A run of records

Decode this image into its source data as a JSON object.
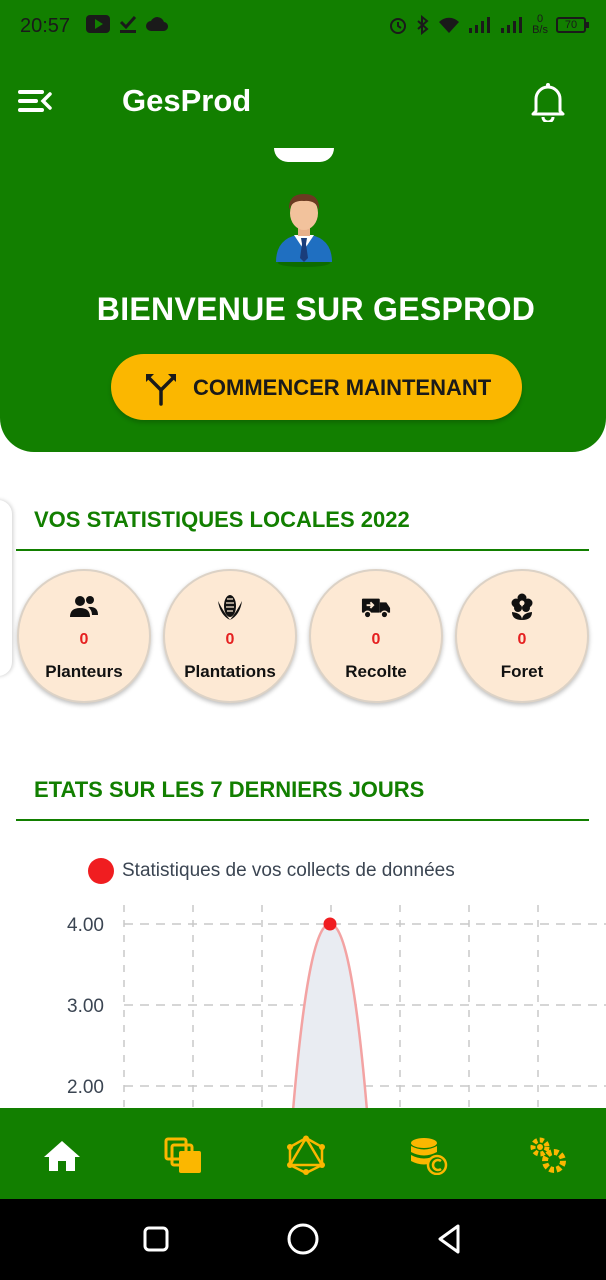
{
  "status_bar": {
    "time": "20:57",
    "speed_value": "0",
    "speed_unit": "B/s",
    "battery": "70"
  },
  "app_bar": {
    "title": "GesProd"
  },
  "hero": {
    "welcome": "BIENVENUE SUR GESPROD",
    "start_button": "COMMENCER MAINTENANT"
  },
  "stats_section": {
    "title": "VOS STATISTIQUES LOCALES 2022",
    "items": [
      {
        "label": "Planteurs",
        "value": "0",
        "icon": "people-icon"
      },
      {
        "label": "Plantations",
        "value": "0",
        "icon": "corn-icon"
      },
      {
        "label": "Recolte",
        "value": "0",
        "icon": "truck-icon"
      },
      {
        "label": "Foret",
        "value": "0",
        "icon": "flower-icon"
      }
    ]
  },
  "chart_section": {
    "title": "ETATS SUR LES 7 DERNIERS JOURS"
  },
  "chart_data": {
    "type": "line",
    "series": [
      {
        "name": "Statistiques de vos collects de données",
        "values": [
          0,
          0,
          0,
          4,
          0,
          0,
          0
        ],
        "color": "#f01d20"
      }
    ],
    "y_ticks": [
      "4.00",
      "3.00",
      "2.00"
    ],
    "ylim": [
      0,
      4.3
    ],
    "grid": true,
    "legend_placement": "top"
  },
  "colors": {
    "primary": "#127f00",
    "accent": "#fbb700",
    "stat_bg": "#fde9d4",
    "value": "#e52020"
  },
  "bottom_nav": [
    "home-icon",
    "collections-icon",
    "network-icon",
    "database-sync-icon",
    "settings-icon"
  ],
  "system_nav": [
    "recent-apps-icon",
    "home-circle-icon",
    "back-icon"
  ]
}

## Exercise details
Retype each entry precisely. Skip images entirely.

## Solution to this problem
Decode this image into its source data as a JSON object.
{
  "status_bar": {
    "time": "20:57",
    "speed_value": "0",
    "speed_unit": "B/s",
    "battery": "70"
  },
  "app_bar": {
    "title": "GesProd"
  },
  "hero": {
    "welcome": "BIENVENUE SUR GESPROD",
    "start_button": "COMMENCER MAINTENANT"
  },
  "stats_section": {
    "title": "VOS STATISTIQUES LOCALES 2022",
    "items": [
      {
        "label": "Planteurs",
        "value": "0",
        "icon": "people-icon"
      },
      {
        "label": "Plantations",
        "value": "0",
        "icon": "corn-icon"
      },
      {
        "label": "Recolte",
        "value": "0",
        "icon": "truck-icon"
      },
      {
        "label": "Foret",
        "value": "0",
        "icon": "flower-icon"
      }
    ]
  },
  "chart_section": {
    "title": "ETATS SUR LES 7 DERNIERS JOURS"
  },
  "chart_data": {
    "type": "line",
    "series": [
      {
        "name": "Statistiques de vos collects de données",
        "values": [
          0,
          0,
          0,
          4,
          0,
          0,
          0
        ],
        "color": "#f01d20"
      }
    ],
    "y_ticks": [
      "4.00",
      "3.00",
      "2.00"
    ],
    "ylim": [
      0,
      4.3
    ],
    "grid": true,
    "legend_placement": "top"
  },
  "colors": {
    "primary": "#127f00",
    "accent": "#fbb700",
    "stat_bg": "#fde9d4",
    "value": "#e52020"
  },
  "bottom_nav": [
    "home-icon",
    "collections-icon",
    "network-icon",
    "database-sync-icon",
    "settings-icon"
  ],
  "system_nav": [
    "recent-apps-icon",
    "home-circle-icon",
    "back-icon"
  ]
}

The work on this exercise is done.